- _What is asked_:
Return the listing's lines unchanged, beginning at the line that has "palette-icon (39, 667, 70, 697)" and stopping after the line that has "upload-text: 点击上传图片 (713, 434, 854, 461)".

- _Input data_:
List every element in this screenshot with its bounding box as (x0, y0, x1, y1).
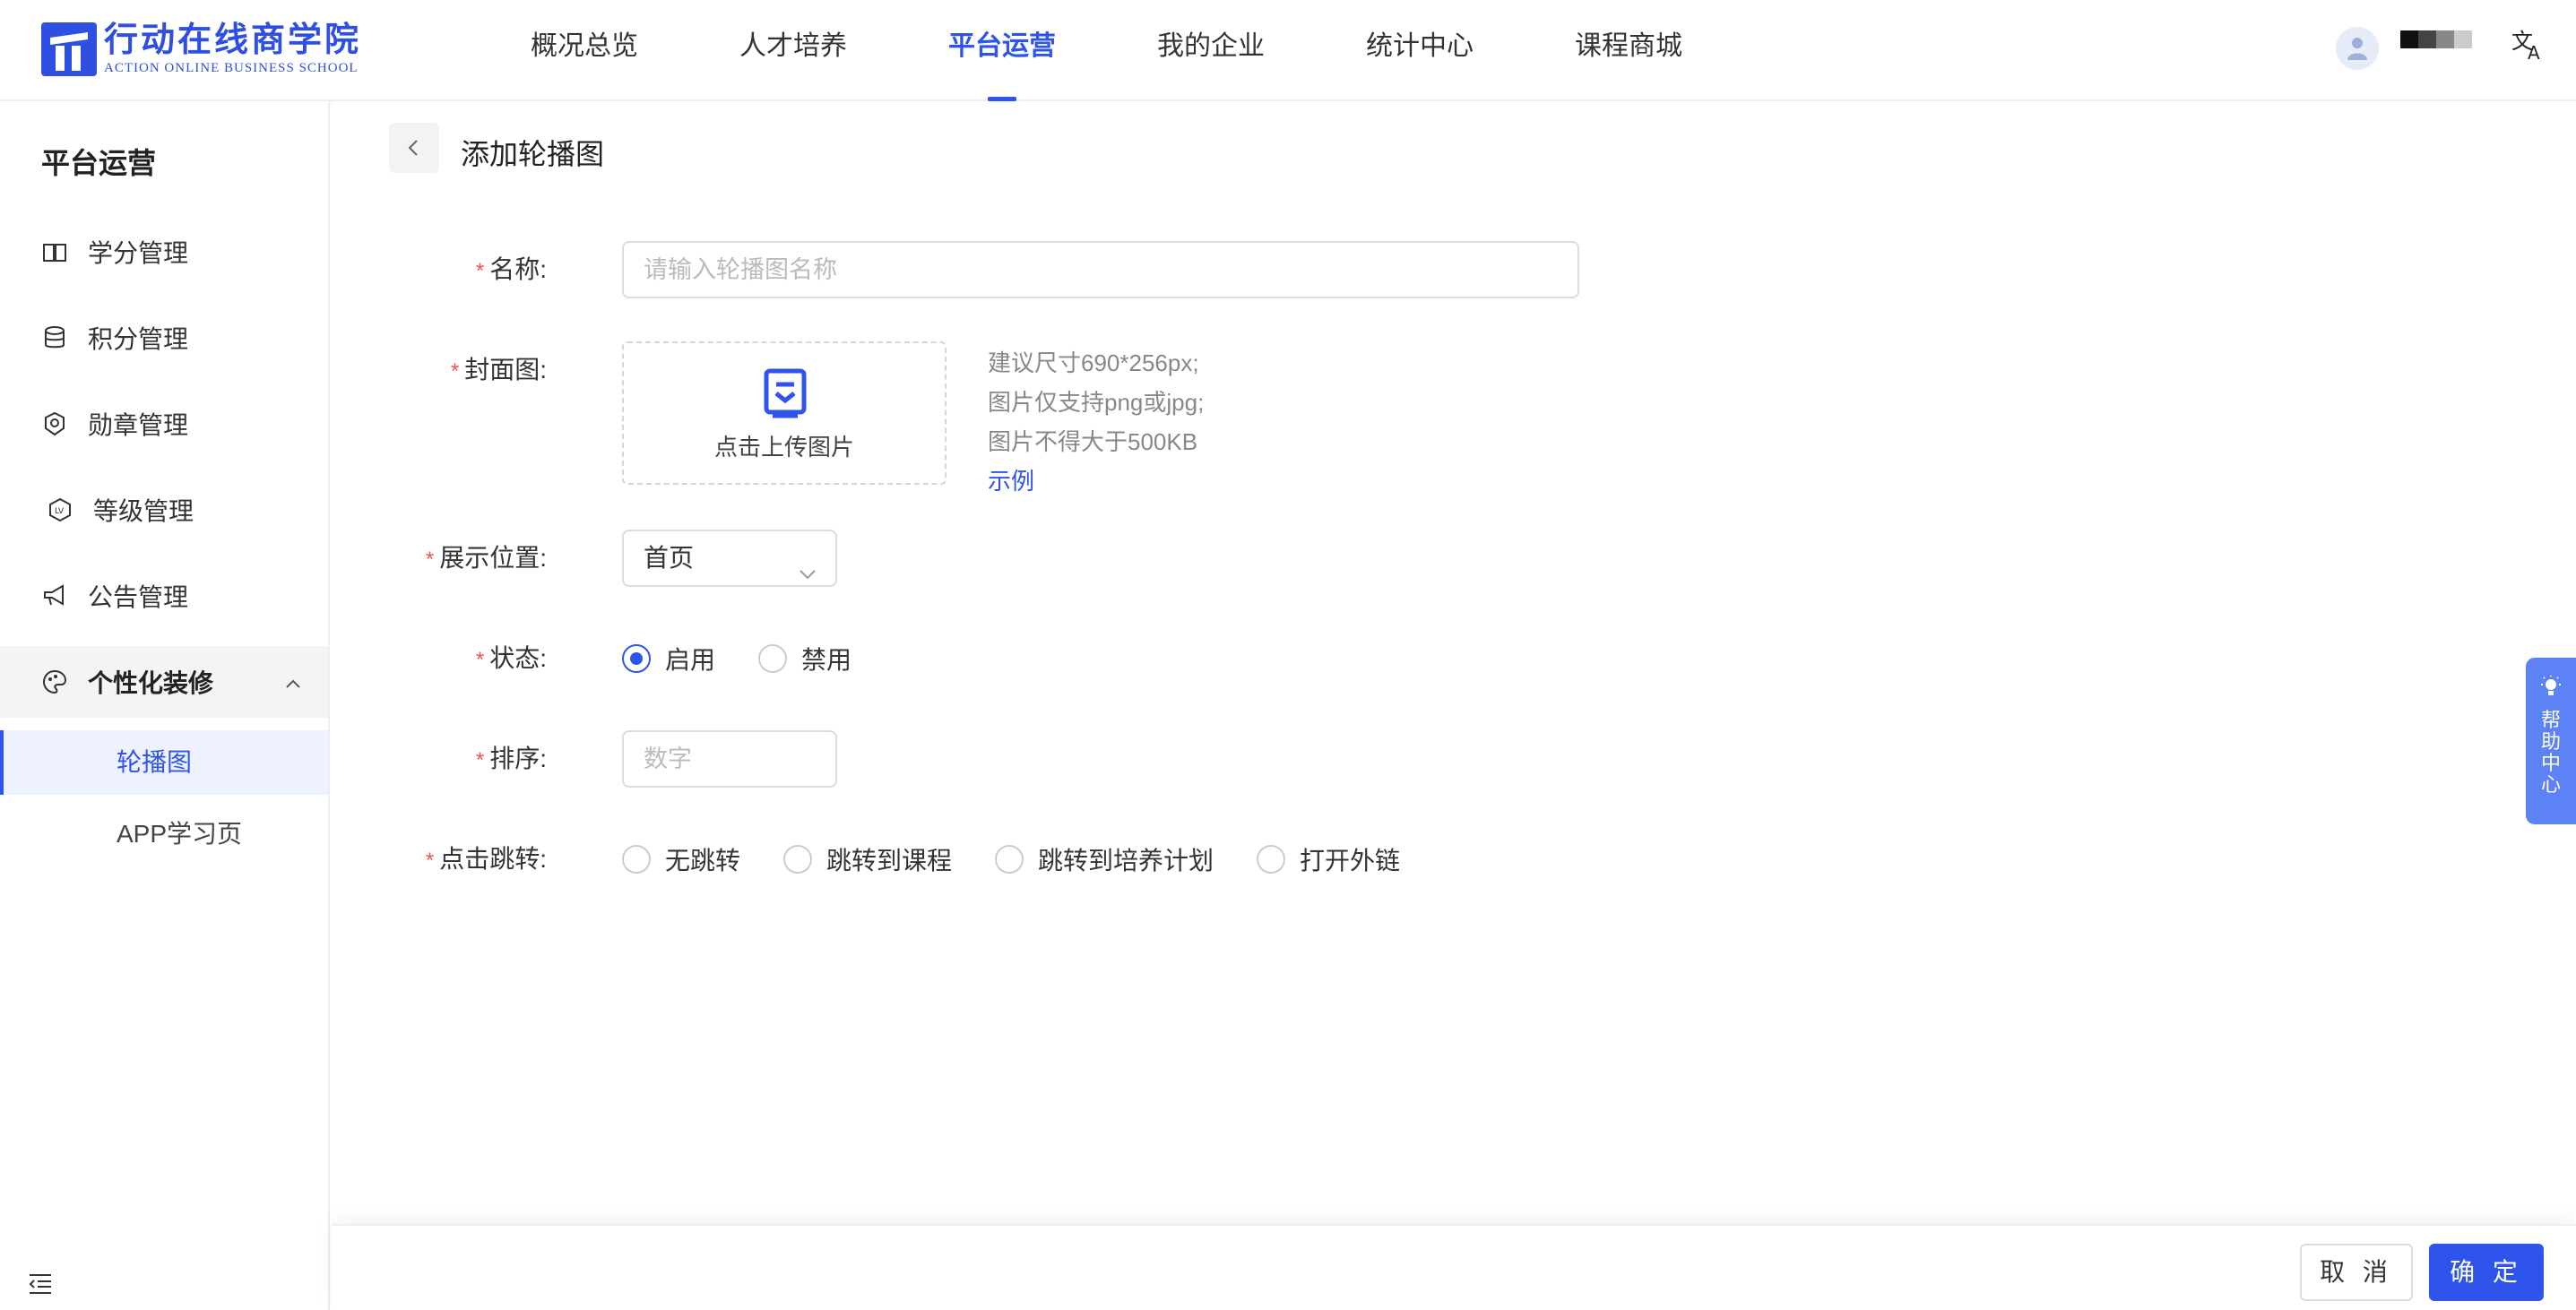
palette-icon (39, 667, 70, 697)
main-nav: 概况总览 人才培养 平台运营 我的企业 统计中心 课程商城 (531, 0, 1784, 101)
sidebar-item-levels[interactable]: LV 等级管理 (0, 474, 328, 546)
logo-title: 行动在线商学院 (104, 22, 362, 59)
svg-text:A: A (2528, 42, 2540, 63)
position-select-value: 首页 (644, 544, 695, 572)
sidebar-subitem-app-study-page[interactable]: APP学习页 (0, 802, 328, 866)
back-button[interactable] (389, 123, 439, 173)
position-label: * 展示位置: (425, 544, 547, 572)
nav-talent[interactable]: 人才培养 (739, 0, 847, 101)
sidebar-item-label: 公告管理 (88, 583, 189, 611)
page-title: 添加轮播图 (461, 138, 605, 170)
medal-icon (39, 409, 70, 439)
cover-hint-format: 图片仅支持png或jpg; (988, 389, 1205, 416)
help-center-label: 帮助中心 (2541, 709, 2562, 796)
nav-course-mall[interactable]: 课程商城 (1575, 0, 1682, 101)
cover-upload[interactable]: 点击上传图片 (622, 341, 947, 485)
position-select[interactable]: 首页 (622, 530, 837, 587)
jump-none-radio[interactable]: 无跳转 (622, 841, 740, 877)
sidebar-item-medals[interactable]: 勋章管理 (0, 388, 328, 460)
upload-text: 点击上传图片 (713, 434, 854, 461)
megaphone-icon (39, 581, 70, 611)
sidebar-item-label: 勋章管理 (88, 411, 189, 439)
cancel-button[interactable]: 取 消 (2300, 1244, 2413, 1301)
help-center-tab[interactable]: 帮助中心 (2526, 658, 2576, 824)
sort-input[interactable]: 数字 (622, 730, 837, 788)
jump-external-link-radio[interactable]: 打开外链 (1257, 841, 1400, 877)
confirm-button[interactable]: 确 定 (2429, 1244, 2544, 1301)
sidebar: 平台运营 学分管理 积分管理 勋章管理 LV 等级管理 公告管理 个性化装修 轮… (0, 101, 330, 1310)
jump-label: * 点击跳转: (425, 845, 547, 873)
main-content: 添加轮播图 * 名称: 请输入轮播图名称 * 封面图: 点击上传图片 建议尺寸690… (332, 101, 2576, 1310)
svg-text:LV: LV (55, 507, 65, 516)
nav-overview[interactable]: 概况总览 (531, 0, 638, 101)
cover-label: * 封面图: (450, 356, 547, 384)
top-header: 行动在线商学院 ACTION ONLINE BUSINESS SCHOOL 概况… (0, 0, 2576, 101)
form-footer: 取 消 确 定 (332, 1224, 2576, 1310)
user-icon (2347, 38, 2367, 60)
cover-hint-size: 建议尺寸690*256px; (988, 349, 1199, 376)
name-input[interactable]: 请输入轮播图名称 (622, 241, 1579, 298)
sidebar-item-credits[interactable]: 学分管理 (0, 216, 328, 288)
sort-label: * 排序: (475, 745, 547, 772)
logo-subtitle: ACTION ONLINE BUSINESS SCHOOL (104, 61, 359, 75)
status-label: * 状态: (475, 644, 547, 672)
nav-my-company[interactable]: 我的企业 (1157, 0, 1265, 101)
status-enabled-radio[interactable]: 启用 (622, 641, 715, 677)
jump-radio-group: 无跳转 跳转到课程 跳转到培养计划 打开外链 (622, 841, 1443, 877)
sidebar-item-label: 积分管理 (88, 325, 189, 353)
sidebar-item-announcements[interactable]: 公告管理 (0, 560, 328, 632)
chevron-up-icon (283, 671, 303, 700)
example-link[interactable]: 示例 (988, 461, 1034, 501)
jump-plan-radio[interactable]: 跳转到培养计划 (995, 841, 1214, 877)
nav-platform-ops[interactable]: 平台运营 (948, 0, 1056, 101)
upload-icon (764, 368, 807, 423)
status-disabled-radio[interactable]: 禁用 (758, 641, 851, 677)
status-radio-group: 启用 禁用 (622, 641, 895, 677)
sidebar-item-label: 等级管理 (93, 497, 194, 525)
translate-icon[interactable]: 文A (2510, 27, 2546, 64)
chevron-down-icon (798, 549, 817, 603)
name-label: * 名称: (475, 255, 547, 283)
sidebar-group-label: 个性化装修 (88, 669, 214, 697)
sidebar-item-points[interactable]: 积分管理 (0, 302, 328, 374)
collapse-menu-icon[interactable] (27, 1271, 54, 1297)
level-icon: LV (45, 495, 75, 525)
avatar[interactable] (2336, 27, 2379, 70)
nav-statistics[interactable]: 统计中心 (1366, 0, 1474, 101)
jump-course-radio[interactable]: 跳转到课程 (783, 841, 952, 877)
lightbulb-icon (2541, 676, 2561, 695)
logo[interactable]: 行动在线商学院 ACTION ONLINE BUSINESS SCHOOL (41, 22, 361, 77)
sidebar-group-customization[interactable]: 个性化装修 (0, 646, 328, 718)
cover-hint-filesize: 图片不得大于500KB (988, 428, 1198, 455)
sidebar-title: 平台运营 (41, 147, 157, 179)
sidebar-subitem-carousel[interactable]: 轮播图 (0, 730, 328, 795)
logo-mark-icon (41, 22, 97, 76)
sidebar-item-label: 学分管理 (88, 239, 189, 267)
username-redacted[interactable] (2400, 30, 2472, 48)
book-icon (39, 237, 70, 267)
chevron-left-icon (408, 140, 418, 156)
database-icon (39, 323, 70, 353)
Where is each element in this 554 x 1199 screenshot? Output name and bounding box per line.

- _Answer to the exercise_:
palette-icon (39, 667, 70, 697)
main-nav: 概况总览 人才培养 平台运营 我的企业 统计中心 课程商城 (531, 0, 1784, 101)
sidebar-item-levels[interactable]: LV 等级管理 (0, 474, 328, 546)
logo-title: 行动在线商学院 (104, 22, 362, 59)
svg-text:A: A (2528, 42, 2540, 63)
position-select-value: 首页 (644, 544, 695, 572)
sidebar-subitem-app-study-page[interactable]: APP学习页 (0, 802, 328, 866)
back-button[interactable] (389, 123, 439, 173)
position-label: * 展示位置: (425, 544, 547, 572)
nav-talent[interactable]: 人才培养 (739, 0, 847, 101)
sidebar-item-label: 公告管理 (88, 583, 189, 611)
page-title: 添加轮播图 (461, 138, 605, 170)
medal-icon (39, 409, 70, 439)
cover-hint-format: 图片仅支持png或jpg; (988, 389, 1205, 416)
help-center-label: 帮助中心 (2541, 709, 2562, 796)
nav-course-mall[interactable]: 课程商城 (1575, 0, 1682, 101)
cover-upload[interactable]: 点击上传图片 (622, 341, 947, 485)
position-select[interactable]: 首页 (622, 530, 837, 587)
jump-none-radio[interactable]: 无跳转 (622, 841, 740, 877)
sidebar-item-medals[interactable]: 勋章管理 (0, 388, 328, 460)
upload-text: 点击上传图片 (713, 434, 854, 461)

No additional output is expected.